▶ _Directions for this task_
Repeat the records below exactly.

▶ _Records_
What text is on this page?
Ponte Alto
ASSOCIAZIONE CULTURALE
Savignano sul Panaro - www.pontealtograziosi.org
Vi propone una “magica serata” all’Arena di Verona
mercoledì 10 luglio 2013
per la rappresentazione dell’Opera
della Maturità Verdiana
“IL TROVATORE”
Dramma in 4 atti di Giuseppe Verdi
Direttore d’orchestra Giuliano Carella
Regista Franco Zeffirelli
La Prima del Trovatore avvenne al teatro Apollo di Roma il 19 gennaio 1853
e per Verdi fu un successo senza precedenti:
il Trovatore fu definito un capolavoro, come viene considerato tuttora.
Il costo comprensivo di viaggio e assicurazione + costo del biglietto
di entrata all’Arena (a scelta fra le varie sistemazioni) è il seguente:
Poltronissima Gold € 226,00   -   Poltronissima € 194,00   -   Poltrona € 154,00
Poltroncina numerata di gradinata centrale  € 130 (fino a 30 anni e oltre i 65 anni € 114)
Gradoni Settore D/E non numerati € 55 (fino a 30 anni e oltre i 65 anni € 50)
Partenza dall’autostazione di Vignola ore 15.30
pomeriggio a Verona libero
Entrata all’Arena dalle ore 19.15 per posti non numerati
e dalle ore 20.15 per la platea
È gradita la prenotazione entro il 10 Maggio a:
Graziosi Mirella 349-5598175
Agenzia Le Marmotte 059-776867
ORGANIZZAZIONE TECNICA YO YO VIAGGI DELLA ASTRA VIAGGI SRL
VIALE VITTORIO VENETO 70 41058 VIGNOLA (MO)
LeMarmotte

▶ _Final answer_
What text is on this page?
Ponte Alto
ASSOCIAZIONE CULTURALE
Savignano sul Panaro - www.pontealtograziosi.org
Vi propone una “magica serata” all’Arena di Verona
mercoledì 10 luglio 2013
per la rappresentazione dell’Opera
della Maturità Verdiana
“IL TROVATORE”
Dramma in 4 atti di Giuseppe Verdi
Direttore d’orchestra Giuliano Carella
Regista Franco Zeffirelli
La Prima del Trovatore avvenne al teatro Apollo di Roma il 19 gennaio 1853
e per Verdi fu un successo senza precedenti:
il Trovatore fu definito un capolavoro, come viene considerato tuttora.
Il costo comprensivo di viaggio e assicurazione + costo del biglietto
di entrata all’Arena (a scelta fra le varie sistemazioni) è il seguente:
Poltronissima Gold € 226,00   -   Poltronissima € 194,00   -   Poltrona € 154,00
Poltroncina numerata di gradinata centrale  € 130 (fino a 30 anni e oltre i 65 anni € 114)
Gradoni Settore D/E non numerati € 55 (fino a 30 anni e oltre i 65 anni € 50)
Partenza dall’autostazione di Vignola ore 15.30
pomeriggio a Verona libero
Entrata all’Arena dalle ore 19.15 per posti non numerati
e dalle ore 20.15 per la platea
È gradita la prenotazione entro il 10 Maggio a:
Graziosi Mirella 349-5598175
Agenzia Le Marmotte 059-776867
ORGANIZZAZIONE TECNICA YO YO VIAGGI DELLA ASTRA VIAGGI SRL
VIALE VITTORIO VENETO 70 41058 VIGNOLA (MO)
LeMarmotte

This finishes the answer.